**PROBLEM STATEMENT**
Write out each line beneath this one exactly as it reads.

..........

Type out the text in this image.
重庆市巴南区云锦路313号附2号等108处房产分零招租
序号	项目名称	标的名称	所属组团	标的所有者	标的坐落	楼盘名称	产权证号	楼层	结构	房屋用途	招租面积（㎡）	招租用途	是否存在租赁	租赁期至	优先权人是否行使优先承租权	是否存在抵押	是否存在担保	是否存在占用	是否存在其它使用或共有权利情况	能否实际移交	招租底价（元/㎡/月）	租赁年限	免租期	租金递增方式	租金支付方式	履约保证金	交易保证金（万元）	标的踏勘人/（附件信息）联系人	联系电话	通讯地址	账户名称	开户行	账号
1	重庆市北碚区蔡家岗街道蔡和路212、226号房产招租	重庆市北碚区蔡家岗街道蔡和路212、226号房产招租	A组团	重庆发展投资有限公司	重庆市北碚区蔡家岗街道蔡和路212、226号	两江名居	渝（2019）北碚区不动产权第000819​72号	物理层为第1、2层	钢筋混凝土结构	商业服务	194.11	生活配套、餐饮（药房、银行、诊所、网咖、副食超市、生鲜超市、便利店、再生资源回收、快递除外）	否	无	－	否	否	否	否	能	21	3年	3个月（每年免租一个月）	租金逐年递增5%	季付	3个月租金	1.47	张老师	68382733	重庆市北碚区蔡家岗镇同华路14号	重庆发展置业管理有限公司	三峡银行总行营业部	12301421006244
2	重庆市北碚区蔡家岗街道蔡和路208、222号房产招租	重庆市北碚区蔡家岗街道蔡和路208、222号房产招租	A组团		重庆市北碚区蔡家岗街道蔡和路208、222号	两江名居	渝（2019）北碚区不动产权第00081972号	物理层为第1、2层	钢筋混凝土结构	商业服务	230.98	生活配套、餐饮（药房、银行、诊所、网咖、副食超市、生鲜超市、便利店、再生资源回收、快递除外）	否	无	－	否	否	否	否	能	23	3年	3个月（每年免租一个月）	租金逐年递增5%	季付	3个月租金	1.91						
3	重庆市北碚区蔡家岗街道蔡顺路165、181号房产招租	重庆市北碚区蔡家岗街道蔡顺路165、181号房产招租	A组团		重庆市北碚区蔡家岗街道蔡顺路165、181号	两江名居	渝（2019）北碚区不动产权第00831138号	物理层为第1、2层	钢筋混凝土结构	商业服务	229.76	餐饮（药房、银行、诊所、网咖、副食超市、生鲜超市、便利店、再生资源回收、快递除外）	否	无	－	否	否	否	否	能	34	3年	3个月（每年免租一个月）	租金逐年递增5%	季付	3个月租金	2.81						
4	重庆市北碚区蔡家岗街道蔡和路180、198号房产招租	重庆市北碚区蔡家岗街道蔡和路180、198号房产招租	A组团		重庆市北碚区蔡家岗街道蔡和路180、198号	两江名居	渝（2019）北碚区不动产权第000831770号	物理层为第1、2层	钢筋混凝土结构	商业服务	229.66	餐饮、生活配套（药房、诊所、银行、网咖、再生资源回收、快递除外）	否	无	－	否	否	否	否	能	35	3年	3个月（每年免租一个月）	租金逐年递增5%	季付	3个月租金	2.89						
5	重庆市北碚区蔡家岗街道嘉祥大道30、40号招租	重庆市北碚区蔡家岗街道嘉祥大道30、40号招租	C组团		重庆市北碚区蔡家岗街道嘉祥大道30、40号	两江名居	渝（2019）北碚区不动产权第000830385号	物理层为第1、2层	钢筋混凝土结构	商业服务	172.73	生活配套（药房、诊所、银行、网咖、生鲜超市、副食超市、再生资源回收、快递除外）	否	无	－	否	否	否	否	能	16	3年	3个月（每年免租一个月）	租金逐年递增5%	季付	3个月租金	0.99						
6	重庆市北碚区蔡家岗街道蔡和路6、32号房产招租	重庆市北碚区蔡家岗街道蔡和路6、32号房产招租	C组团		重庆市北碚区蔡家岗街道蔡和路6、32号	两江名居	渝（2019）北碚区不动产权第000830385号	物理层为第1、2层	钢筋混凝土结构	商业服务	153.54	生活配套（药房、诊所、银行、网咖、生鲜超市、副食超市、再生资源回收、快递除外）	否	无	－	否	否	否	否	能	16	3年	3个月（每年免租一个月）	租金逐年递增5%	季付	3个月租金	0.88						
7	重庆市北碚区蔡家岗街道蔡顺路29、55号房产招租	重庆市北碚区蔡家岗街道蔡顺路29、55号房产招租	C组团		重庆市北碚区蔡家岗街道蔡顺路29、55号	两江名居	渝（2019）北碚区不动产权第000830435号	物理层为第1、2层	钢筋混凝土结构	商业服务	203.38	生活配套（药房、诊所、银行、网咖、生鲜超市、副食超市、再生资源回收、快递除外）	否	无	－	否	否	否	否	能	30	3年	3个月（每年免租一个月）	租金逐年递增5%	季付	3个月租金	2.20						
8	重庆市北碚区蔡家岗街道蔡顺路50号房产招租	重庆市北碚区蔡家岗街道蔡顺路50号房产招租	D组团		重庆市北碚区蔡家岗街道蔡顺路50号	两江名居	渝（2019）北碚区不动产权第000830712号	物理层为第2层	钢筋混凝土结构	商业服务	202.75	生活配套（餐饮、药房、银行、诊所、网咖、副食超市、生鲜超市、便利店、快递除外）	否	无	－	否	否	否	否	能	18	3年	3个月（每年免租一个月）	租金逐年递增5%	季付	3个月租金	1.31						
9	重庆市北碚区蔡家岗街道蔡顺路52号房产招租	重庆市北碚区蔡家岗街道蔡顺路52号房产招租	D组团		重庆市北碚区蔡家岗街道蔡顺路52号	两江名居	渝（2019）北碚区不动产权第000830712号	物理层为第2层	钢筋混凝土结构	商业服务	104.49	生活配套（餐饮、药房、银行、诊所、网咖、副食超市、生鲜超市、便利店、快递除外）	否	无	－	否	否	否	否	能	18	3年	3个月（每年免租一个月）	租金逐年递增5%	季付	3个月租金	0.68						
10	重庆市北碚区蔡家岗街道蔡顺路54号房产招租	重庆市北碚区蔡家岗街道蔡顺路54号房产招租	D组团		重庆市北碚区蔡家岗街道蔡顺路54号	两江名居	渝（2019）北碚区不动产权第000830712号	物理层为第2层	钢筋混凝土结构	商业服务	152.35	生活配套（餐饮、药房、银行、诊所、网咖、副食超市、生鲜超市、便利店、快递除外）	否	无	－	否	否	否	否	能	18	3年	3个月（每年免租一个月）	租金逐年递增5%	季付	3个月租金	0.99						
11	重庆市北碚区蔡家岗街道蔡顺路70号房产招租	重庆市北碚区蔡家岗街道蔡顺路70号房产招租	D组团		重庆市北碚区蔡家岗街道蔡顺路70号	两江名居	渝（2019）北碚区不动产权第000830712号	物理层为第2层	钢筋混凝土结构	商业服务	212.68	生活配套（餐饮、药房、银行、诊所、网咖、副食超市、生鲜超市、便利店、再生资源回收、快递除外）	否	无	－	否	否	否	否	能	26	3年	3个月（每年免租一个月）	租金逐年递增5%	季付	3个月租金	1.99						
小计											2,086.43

..........

**TASK SOLUTION**
Type out the text in this image.
重庆市巴南区云锦路313号附2号等108处房产分零招租
序号	项目名称	标的名称	所属组团	标的所有者	标的坐落	楼盘名称	产权证号	楼层	结构	房屋用途	招租面积（㎡）	招租用途	是否存在租赁	租赁期至	优先权人是否行使优先承租权	是否存在抵押	是否存在担保	是否存在占用	是否存在其它使用或共有权利情况	能否实际移交	招租底价（元/㎡/月）	租赁年限	免租期	租金递增方式	租金支付方式	履约保证金	交易保证金（万元）	标的踏勘人/（附件信息）联系人	联系电话	通讯地址	账户名称	开户行	账号
1	重庆市北碚区蔡家岗街道蔡和路212、226号房产招租	重庆市北碚区蔡家岗街道蔡和路212、226号房产招租	A组团	重庆发展投资有限公司	重庆市北碚区蔡家岗街道蔡和路212、226号	两江名居	渝（2019）北碚区不动产权第000819​72号	物理层为第1、2层	钢筋混凝土结构	商业服务	194.11	生活配套、餐饮（药房、银行、诊所、网咖、副食超市、生鲜超市、便利店、再生资源回收、快递除外）	否	无	－	否	否	否	否	能	21	3年	3个月（每年免租一个月）	租金逐年递增5%	季付	3个月租金	1.47	张老师	68382733	重庆市北碚区蔡家岗镇同华路14号	重庆发展置业管理有限公司	三峡银行总行营业部	12301421006244
2	重庆市北碚区蔡家岗街道蔡和路208、222号房产招租	重庆市北碚区蔡家岗街道蔡和路208、222号房产招租	A组团		重庆市北碚区蔡家岗街道蔡和路208、222号	两江名居	渝（2019）北碚区不动产权第00081972号	物理层为第1、2层	钢筋混凝土结构	商业服务	230.98	生活配套、餐饮（药房、银行、诊所、网咖、副食超市、生鲜超市、便利店、再生资源回收、快递除外）	否	无	－	否	否	否	否	能	23	3年	3个月（每年免租一个月）	租金逐年递增5%	季付	3个月租金	1.91						
3	重庆市北碚区蔡家岗街道蔡顺路165、181号房产招租	重庆市北碚区蔡家岗街道蔡顺路165、181号房产招租	A组团		重庆市北碚区蔡家岗街道蔡顺路165、181号	两江名居	渝（2019）北碚区不动产权第00831138号	物理层为第1、2层	钢筋混凝土结构	商业服务	229.76	餐饮（药房、银行、诊所、网咖、副食超市、生鲜超市、便利店、再生资源回收、快递除外）	否	无	－	否	否	否	否	能	34	3年	3个月（每年免租一个月）	租金逐年递增5%	季付	3个月租金	2.81						
4	重庆市北碚区蔡家岗街道蔡和路180、198号房产招租	重庆市北碚区蔡家岗街道蔡和路180、198号房产招租	A组团		重庆市北碚区蔡家岗街道蔡和路180、198号	两江名居	渝（2019）北碚区不动产权第000831770号	物理层为第1、2层	钢筋混凝土结构	商业服务	229.66	餐饮、生活配套（药房、诊所、银行、网咖、再生资源回收、快递除外）	否	无	－	否	否	否	否	能	35	3年	3个月（每年免租一个月）	租金逐年递增5%	季付	3个月租金	2.89						
5	重庆市北碚区蔡家岗街道嘉祥大道30、40号招租	重庆市北碚区蔡家岗街道嘉祥大道30、40号招租	C组团		重庆市北碚区蔡家岗街道嘉祥大道30、40号	两江名居	渝（2019）北碚区不动产权第000830385号	物理层为第1、2层	钢筋混凝土结构	商业服务	172.73	生活配套（药房、诊所、银行、网咖、生鲜超市、副食超市、再生资源回收、快递除外）	否	无	－	否	否	否	否	能	16	3年	3个月（每年免租一个月）	租金逐年递增5%	季付	3个月租金	0.99						
6	重庆市北碚区蔡家岗街道蔡和路6、32号房产招租	重庆市北碚区蔡家岗街道蔡和路6、32号房产招租	C组团		重庆市北碚区蔡家岗街道蔡和路6、32号	两江名居	渝（2019）北碚区不动产权第000830385号	物理层为第1、2层	钢筋混凝土结构	商业服务	153.54	生活配套（药房、诊所、银行、网咖、生鲜超市、副食超市、再生资源回收、快递除外）	否	无	－	否	否	否	否	能	16	3年	3个月（每年免租一个月）	租金逐年递增5%	季付	3个月租金	0.88						
7	重庆市北碚区蔡家岗街道蔡顺路29、55号房产招租	重庆市北碚区蔡家岗街道蔡顺路29、55号房产招租	C组团		重庆市北碚区蔡家岗街道蔡顺路29、55号	两江名居	渝（2019）北碚区不动产权第000830435号	物理层为第1、2层	钢筋混凝土结构	商业服务	203.38	生活配套（药房、诊所、银行、网咖、生鲜超市、副食超市、再生资源回收、快递除外）	否	无	－	否	否	否	否	能	30	3年	3个月（每年免租一个月）	租金逐年递增5%	季付	3个月租金	2.20						
8	重庆市北碚区蔡家岗街道蔡顺路50号房产招租	重庆市北碚区蔡家岗街道蔡顺路50号房产招租	D组团		重庆市北碚区蔡家岗街道蔡顺路50号	两江名居	渝（2019）北碚区不动产权第000830712号	物理层为第2层	钢筋混凝土结构	商业服务	202.75	生活配套（餐饮、药房、银行、诊所、网咖、副食超市、生鲜超市、便利店、快递除外）	否	无	－	否	否	否	否	能	18	3年	3个月（每年免租一个月）	租金逐年递增5%	季付	3个月租金	1.31						
9	重庆市北碚区蔡家岗街道蔡顺路52号房产招租	重庆市北碚区蔡家岗街道蔡顺路52号房产招租	D组团		重庆市北碚区蔡家岗街道蔡顺路52号	两江名居	渝（2019）北碚区不动产权第000830712号	物理层为第2层	钢筋混凝土结构	商业服务	104.49	生活配套（餐饮、药房、银行、诊所、网咖、副食超市、生鲜超市、便利店、快递除外）	否	无	－	否	否	否	否	能	18	3年	3个月（每年免租一个月）	租金逐年递增5%	季付	3个月租金	0.68						
10	重庆市北碚区蔡家岗街道蔡顺路54号房产招租	重庆市北碚区蔡家岗街道蔡顺路54号房产招租	D组团		重庆市北碚区蔡家岗街道蔡顺路54号	两江名居	渝（2019）北碚区不动产权第000830712号	物理层为第2层	钢筋混凝土结构	商业服务	152.35	生活配套（餐饮、药房、银行、诊所、网咖、副食超市、生鲜超市、便利店、快递除外）	否	无	－	否	否	否	否	能	18	3年	3个月（每年免租一个月）	租金逐年递增5%	季付	3个月租金	0.99						
11	重庆市北碚区蔡家岗街道蔡顺路70号房产招租	重庆市北碚区蔡家岗街道蔡顺路70号房产招租	D组团		重庆市北碚区蔡家岗街道蔡顺路70号	两江名居	渝（2019）北碚区不动产权第000830712号	物理层为第2层	钢筋混凝土结构	商业服务	212.68	生活配套（餐饮、药房、银行、诊所、网咖、副食超市、生鲜超市、便利店、再生资源回收、快递除外）	否	无	－	否	否	否	否	能	26	3年	3个月（每年免租一个月）	租金逐年递增5%	季付	3个月租金	1.99						
小计											2,086.43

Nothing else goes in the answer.